Could you write out the records below exactly as they appear, leaving out any pictures?

→ **PROVIDED DATA**
::::::
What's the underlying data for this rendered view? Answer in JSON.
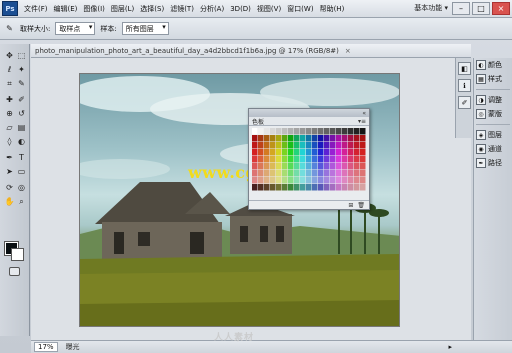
{
  "app": {
    "logo": "Ps",
    "workspace": "基本功能 ▾"
  },
  "menubar": {
    "items": [
      "文件(F)",
      "编辑(E)",
      "图像(I)",
      "图层(L)",
      "选择(S)",
      "滤镜(T)",
      "分析(A)",
      "3D(D)",
      "视图(V)",
      "窗口(W)",
      "帮助(H)"
    ],
    "zoom": "17%"
  },
  "optbar": {
    "select1": "取样大小:",
    "select1_value": "取样点",
    "select2_label": "样本:",
    "select2_value": "所有图层"
  },
  "document": {
    "tab_title": "photo_manipulation_photo_art_a_beautiful_day_a4d2bbcd1f1b6a.jpg @ 17% (RGB/8#)"
  },
  "swatches": {
    "tab": "色板",
    "menu": "▾≡"
  },
  "watermark": {
    "text": "www.cg-ku.com"
  },
  "right_panel": {
    "items": [
      {
        "label": "颜色",
        "icon": "color-icon"
      },
      {
        "label": "样式",
        "icon": "styles-icon"
      },
      {
        "label": "调整",
        "icon": "adjustments-icon"
      },
      {
        "label": "蒙版",
        "icon": "masks-icon"
      },
      {
        "label": "图层",
        "icon": "layers-icon"
      },
      {
        "label": "通道",
        "icon": "channels-icon"
      },
      {
        "label": "路径",
        "icon": "paths-icon"
      }
    ]
  },
  "statusbar": {
    "zoom": "17%",
    "info": "曝光"
  },
  "bottom_logo": "人人素材",
  "colors": {
    "accent": "#1c4f93",
    "watermark": "#f2dc1a"
  }
}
::::::
→ **ANSWER FOR THE TASK**
What's the underlying data for this rendered view? Answer in JSON.
{
  "app": {
    "logo": "Ps",
    "workspace": "基本功能 ▾"
  },
  "menubar": {
    "items": [
      "文件(F)",
      "编辑(E)",
      "图像(I)",
      "图层(L)",
      "选择(S)",
      "滤镜(T)",
      "分析(A)",
      "3D(D)",
      "视图(V)",
      "窗口(W)",
      "帮助(H)"
    ],
    "zoom": "17%"
  },
  "optbar": {
    "select1": "取样大小:",
    "select1_value": "取样点",
    "select2_label": "样本:",
    "select2_value": "所有图层"
  },
  "document": {
    "tab_title": "photo_manipulation_photo_art_a_beautiful_day_a4d2bbcd1f1b6a.jpg @ 17% (RGB/8#)"
  },
  "swatches": {
    "tab": "色板",
    "menu": "▾≡"
  },
  "watermark": {
    "text": "www.cg-ku.com"
  },
  "right_panel": {
    "items": [
      {
        "label": "颜色",
        "icon": "color-icon"
      },
      {
        "label": "样式",
        "icon": "styles-icon"
      },
      {
        "label": "调整",
        "icon": "adjustments-icon"
      },
      {
        "label": "蒙版",
        "icon": "masks-icon"
      },
      {
        "label": "图层",
        "icon": "layers-icon"
      },
      {
        "label": "通道",
        "icon": "channels-icon"
      },
      {
        "label": "路径",
        "icon": "paths-icon"
      }
    ]
  },
  "statusbar": {
    "zoom": "17%",
    "info": "曝光"
  },
  "bottom_logo": "人人素材",
  "colors": {
    "accent": "#1c4f93",
    "watermark": "#f2dc1a"
  }
}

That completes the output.